-------- THE INPUT
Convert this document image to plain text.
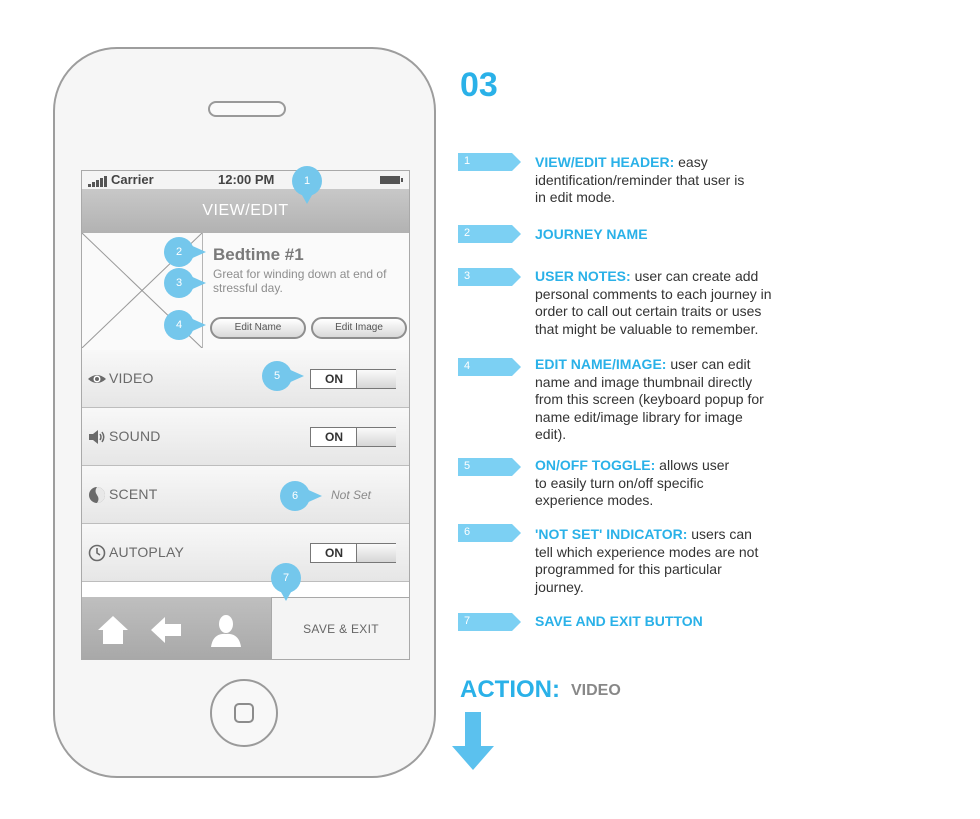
Carrier	12:00 PM
VIEW/EDIT
Bedtime #1
Great for winding down at end of stressful day.
Edit Name	Edit Image
VIDEO	ON
SOUND	ON
SCENT	Not Set
AUTOPLAY	ON
SAVE & EXIT
1
2
3
4
5
6
7
03
1	VIEW/EDIT HEADER: easy identification/reminder that user is in edit mode.
2	JOURNEY NAME
3	USER NOTES: user can create add personal comments to each journey in order to call out certain traits or uses that might be valuable to remember.
4	EDIT NAME/IMAGE: user can edit name and image thumbnail directly from this screen (keyboard popup for name edit/image library for image edit).
5	ON/OFF TOGGLE: allows user to easily turn on/off specific experience modes.
6	'NOT SET' INDICATOR: users can tell which experience modes are not programmed for this particular journey.
7	SAVE AND EXIT BUTTON
ACTION: VIDEO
----------------
Reproduce every entry word for word, but skip any pictures.

Convert this document image to plain text.
Carrier	12:00 PM
VIEW/EDIT
Bedtime #1
Great for winding down at end of stressful day.
Edit Name	Edit Image
VIDEO	ON
SOUND	ON
SCENT	Not Set
AUTOPLAY	ON
SAVE & EXIT
1
2
3
4
5
6
7
03
1	VIEW/EDIT HEADER: easy identification/reminder that user is in edit mode.
2	JOURNEY NAME
3	USER NOTES: user can create add personal comments to each journey in order to call out certain traits or uses that might be valuable to remember.
4	EDIT NAME/IMAGE: user can edit name and image thumbnail directly from this screen (keyboard popup for name edit/image library for image edit).
5	ON/OFF TOGGLE: allows user to easily turn on/off specific experience modes.
6	'NOT SET' INDICATOR: users can tell which experience modes are not programmed for this particular journey.
7	SAVE AND EXIT BUTTON
ACTION: VIDEO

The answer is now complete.